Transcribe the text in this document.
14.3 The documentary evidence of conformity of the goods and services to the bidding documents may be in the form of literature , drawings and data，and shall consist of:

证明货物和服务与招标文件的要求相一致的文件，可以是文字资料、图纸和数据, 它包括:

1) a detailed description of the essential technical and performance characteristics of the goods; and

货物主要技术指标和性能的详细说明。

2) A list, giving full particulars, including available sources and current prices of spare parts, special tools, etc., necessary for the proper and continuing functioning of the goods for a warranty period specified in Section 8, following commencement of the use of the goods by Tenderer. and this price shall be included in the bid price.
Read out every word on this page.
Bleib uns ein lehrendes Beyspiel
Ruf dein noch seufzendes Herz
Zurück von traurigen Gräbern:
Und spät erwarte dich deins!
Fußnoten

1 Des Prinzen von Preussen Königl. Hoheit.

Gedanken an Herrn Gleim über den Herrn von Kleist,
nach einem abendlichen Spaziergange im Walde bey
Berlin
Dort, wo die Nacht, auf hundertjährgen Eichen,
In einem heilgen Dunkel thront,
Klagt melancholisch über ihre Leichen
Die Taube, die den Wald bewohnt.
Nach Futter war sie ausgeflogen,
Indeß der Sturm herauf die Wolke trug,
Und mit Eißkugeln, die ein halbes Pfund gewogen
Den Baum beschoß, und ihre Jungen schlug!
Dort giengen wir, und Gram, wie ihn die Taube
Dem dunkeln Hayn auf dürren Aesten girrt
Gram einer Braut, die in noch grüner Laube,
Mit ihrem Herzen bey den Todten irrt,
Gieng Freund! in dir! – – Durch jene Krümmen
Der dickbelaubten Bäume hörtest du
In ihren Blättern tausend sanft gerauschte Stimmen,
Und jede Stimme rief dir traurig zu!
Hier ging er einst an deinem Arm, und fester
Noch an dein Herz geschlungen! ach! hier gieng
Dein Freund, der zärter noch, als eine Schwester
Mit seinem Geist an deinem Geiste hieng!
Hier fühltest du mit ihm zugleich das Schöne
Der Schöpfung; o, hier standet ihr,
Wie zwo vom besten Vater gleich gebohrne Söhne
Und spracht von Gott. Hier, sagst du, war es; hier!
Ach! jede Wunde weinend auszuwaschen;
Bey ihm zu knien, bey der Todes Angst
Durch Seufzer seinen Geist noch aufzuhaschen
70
========================
== Directions ==
Retype the whole listing, matching it exactly.

== Solution ==
Transcribe the text in this document.
14.3 The documentary evidence of conformity of the goods and services to the bidding documents may be in the form of literature , drawings and data，and shall consist of:

证明货物和服务与招标文件的要求相一致的文件，可以是文字资料、图纸和数据, 它包括:

1) a detailed description of the essential technical and performance characteristics of the goods; and

货物主要技术指标和性能的详细说明。

2) A list, giving full particulars, including available sources and current prices of spare parts, special tools, etc., necessary for the proper and continuing functioning of the goods for a warranty period specified in Section 8, following commencement of the use of the goods by Tenderer. and this price shall be included in the bid price.
Read out every word on this page.
Bleib uns ein lehrendes Beyspiel
Ruf dein noch seufzendes Herz
Zurück von traurigen Gräbern:
Und spät erwarte dich deins!
Fußnoten

1 Des Prinzen von Preussen Königl. Hoheit.

Gedanken an Herrn Gleim über den Herrn von Kleist,
nach einem abendlichen Spaziergange im Walde bey
Berlin
Dort, wo die Nacht, auf hundertjährgen Eichen,
In einem heilgen Dunkel thront,
Klagt melancholisch über ihre Leichen
Die Taube, die den Wald bewohnt.
Nach Futter war sie ausgeflogen,
Indeß der Sturm herauf die Wolke trug,
Und mit Eißkugeln, die ein halbes Pfund gewogen
Den Baum beschoß, und ihre Jungen schlug!
Dort giengen wir, und Gram, wie ihn die Taube
Dem dunkeln Hayn auf dürren Aesten girrt
Gram einer Braut, die in noch grüner Laube,
Mit ihrem Herzen bey den Todten irrt,
Gieng Freund! in dir! – – Durch jene Krümmen
Der dickbelaubten Bäume hörtest du
In ihren Blättern tausend sanft gerauschte Stimmen,
Und jede Stimme rief dir traurig zu!
Hier ging er einst an deinem Arm, und fester
Noch an dein Herz geschlungen! ach! hier gieng
Dein Freund, der zärter noch, als eine Schwester
Mit seinem Geist an deinem Geiste hieng!
Hier fühltest du mit ihm zugleich das Schöne
Der Schöpfung; o, hier standet ihr,
Wie zwo vom besten Vater gleich gebohrne Söhne
Und spracht von Gott. Hier, sagst du, war es; hier!
Ach! jede Wunde weinend auszuwaschen;
Bey ihm zu knien, bey der Todes Angst
Durch Seufzer seinen Geist noch aufzuhaschen
70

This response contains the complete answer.